Records
★ ★ ★ ★

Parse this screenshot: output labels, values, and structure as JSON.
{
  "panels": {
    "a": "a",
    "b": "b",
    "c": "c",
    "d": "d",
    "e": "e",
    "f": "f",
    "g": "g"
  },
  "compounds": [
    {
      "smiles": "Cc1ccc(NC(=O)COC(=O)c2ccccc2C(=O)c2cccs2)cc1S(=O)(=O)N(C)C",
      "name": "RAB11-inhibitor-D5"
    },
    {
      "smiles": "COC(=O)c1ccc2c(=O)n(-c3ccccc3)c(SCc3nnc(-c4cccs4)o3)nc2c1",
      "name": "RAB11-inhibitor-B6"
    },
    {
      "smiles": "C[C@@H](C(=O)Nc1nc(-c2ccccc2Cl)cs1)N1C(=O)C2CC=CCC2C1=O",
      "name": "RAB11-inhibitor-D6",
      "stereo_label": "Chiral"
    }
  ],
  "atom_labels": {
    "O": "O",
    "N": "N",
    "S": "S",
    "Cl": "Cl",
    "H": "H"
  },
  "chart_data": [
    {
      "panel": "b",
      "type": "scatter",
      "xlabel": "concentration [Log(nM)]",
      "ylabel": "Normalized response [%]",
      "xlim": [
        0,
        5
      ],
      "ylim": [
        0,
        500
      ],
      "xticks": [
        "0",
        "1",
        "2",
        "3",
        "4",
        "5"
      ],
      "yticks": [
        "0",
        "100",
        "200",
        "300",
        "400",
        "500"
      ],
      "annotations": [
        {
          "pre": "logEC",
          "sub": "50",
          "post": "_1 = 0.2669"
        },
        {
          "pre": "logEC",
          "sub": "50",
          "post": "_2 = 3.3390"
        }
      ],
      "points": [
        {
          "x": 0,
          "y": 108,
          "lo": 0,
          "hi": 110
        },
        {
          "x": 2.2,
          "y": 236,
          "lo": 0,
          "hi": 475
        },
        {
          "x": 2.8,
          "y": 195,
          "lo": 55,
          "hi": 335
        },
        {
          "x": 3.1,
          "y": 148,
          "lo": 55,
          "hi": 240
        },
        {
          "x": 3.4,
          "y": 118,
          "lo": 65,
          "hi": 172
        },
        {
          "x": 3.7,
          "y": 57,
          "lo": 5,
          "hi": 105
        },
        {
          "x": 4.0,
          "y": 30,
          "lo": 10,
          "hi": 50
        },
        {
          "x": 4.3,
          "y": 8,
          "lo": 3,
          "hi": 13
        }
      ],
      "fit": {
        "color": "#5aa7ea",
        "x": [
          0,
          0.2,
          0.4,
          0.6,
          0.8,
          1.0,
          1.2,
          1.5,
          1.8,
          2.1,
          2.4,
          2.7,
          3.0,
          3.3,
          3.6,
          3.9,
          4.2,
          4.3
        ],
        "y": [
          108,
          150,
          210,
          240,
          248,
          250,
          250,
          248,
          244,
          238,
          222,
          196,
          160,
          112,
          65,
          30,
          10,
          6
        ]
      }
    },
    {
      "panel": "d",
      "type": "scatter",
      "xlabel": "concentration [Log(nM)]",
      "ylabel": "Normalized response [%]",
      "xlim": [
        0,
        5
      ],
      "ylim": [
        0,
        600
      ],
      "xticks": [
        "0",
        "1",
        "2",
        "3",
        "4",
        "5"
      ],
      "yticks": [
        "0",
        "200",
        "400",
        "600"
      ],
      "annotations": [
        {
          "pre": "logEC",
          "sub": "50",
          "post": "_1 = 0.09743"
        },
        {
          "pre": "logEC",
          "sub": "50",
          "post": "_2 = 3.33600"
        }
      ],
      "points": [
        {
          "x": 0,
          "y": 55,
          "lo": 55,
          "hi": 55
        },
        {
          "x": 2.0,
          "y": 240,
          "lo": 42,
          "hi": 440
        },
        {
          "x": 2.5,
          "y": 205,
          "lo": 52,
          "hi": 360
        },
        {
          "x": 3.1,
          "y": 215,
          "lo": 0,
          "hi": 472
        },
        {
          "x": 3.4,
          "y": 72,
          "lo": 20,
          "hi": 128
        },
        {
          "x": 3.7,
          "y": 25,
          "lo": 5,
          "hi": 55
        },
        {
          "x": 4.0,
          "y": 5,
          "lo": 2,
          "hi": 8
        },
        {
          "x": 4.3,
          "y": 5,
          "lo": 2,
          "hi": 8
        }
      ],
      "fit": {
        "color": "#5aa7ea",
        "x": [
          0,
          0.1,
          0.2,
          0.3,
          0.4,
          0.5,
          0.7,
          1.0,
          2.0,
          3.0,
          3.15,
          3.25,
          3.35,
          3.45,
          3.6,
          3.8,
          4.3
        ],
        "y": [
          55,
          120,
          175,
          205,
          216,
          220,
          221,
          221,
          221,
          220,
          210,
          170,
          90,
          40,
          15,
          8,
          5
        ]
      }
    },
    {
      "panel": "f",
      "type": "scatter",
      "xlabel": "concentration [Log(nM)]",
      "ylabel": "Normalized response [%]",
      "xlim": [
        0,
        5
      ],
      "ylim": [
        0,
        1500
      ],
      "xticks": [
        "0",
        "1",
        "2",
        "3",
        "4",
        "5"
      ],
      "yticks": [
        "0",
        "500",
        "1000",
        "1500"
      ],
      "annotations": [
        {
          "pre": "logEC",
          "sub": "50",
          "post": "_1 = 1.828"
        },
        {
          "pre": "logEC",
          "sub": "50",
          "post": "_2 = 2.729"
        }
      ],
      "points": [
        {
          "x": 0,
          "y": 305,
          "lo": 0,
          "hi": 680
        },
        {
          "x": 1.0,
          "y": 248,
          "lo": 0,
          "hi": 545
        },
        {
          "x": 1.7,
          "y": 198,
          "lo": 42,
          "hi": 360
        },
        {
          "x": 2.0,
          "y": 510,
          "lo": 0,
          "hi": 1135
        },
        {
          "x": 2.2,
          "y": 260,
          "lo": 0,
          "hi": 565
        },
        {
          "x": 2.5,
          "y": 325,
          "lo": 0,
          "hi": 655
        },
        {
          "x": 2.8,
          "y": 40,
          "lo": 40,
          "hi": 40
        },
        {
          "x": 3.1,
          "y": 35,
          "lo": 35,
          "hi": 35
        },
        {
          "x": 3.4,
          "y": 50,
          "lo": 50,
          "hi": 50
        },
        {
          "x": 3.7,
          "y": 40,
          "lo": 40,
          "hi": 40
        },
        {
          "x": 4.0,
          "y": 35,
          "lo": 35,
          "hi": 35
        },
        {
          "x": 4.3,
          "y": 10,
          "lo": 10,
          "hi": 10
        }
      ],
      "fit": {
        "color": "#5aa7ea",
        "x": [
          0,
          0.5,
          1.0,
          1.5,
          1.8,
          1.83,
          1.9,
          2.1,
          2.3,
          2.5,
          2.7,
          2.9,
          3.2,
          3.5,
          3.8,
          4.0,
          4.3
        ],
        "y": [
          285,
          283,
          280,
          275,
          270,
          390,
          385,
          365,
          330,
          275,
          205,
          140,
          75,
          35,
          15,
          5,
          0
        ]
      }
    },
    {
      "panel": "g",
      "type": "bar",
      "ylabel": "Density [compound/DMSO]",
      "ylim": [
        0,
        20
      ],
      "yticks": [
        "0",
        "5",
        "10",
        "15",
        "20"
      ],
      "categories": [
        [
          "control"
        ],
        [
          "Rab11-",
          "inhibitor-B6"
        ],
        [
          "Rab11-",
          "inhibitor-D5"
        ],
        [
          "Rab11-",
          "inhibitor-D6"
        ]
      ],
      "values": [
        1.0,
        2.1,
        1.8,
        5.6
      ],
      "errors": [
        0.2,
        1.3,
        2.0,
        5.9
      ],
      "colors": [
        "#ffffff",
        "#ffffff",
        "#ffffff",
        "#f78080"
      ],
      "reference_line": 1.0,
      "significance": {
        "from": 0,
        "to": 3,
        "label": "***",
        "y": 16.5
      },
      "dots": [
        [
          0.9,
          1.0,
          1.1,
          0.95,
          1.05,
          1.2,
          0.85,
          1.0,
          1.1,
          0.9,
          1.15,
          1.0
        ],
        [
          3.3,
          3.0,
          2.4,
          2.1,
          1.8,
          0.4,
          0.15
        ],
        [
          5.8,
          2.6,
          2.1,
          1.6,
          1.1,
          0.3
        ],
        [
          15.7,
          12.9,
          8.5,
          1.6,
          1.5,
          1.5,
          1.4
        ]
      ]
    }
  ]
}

★ ★ ★ ★

Identify every line above that includes the word "name", and show those lines.

      "name": "RAB11-inhibitor-D5"
      "name": "RAB11-inhibitor-B6"
      "name": "RAB11-inhibitor-D6",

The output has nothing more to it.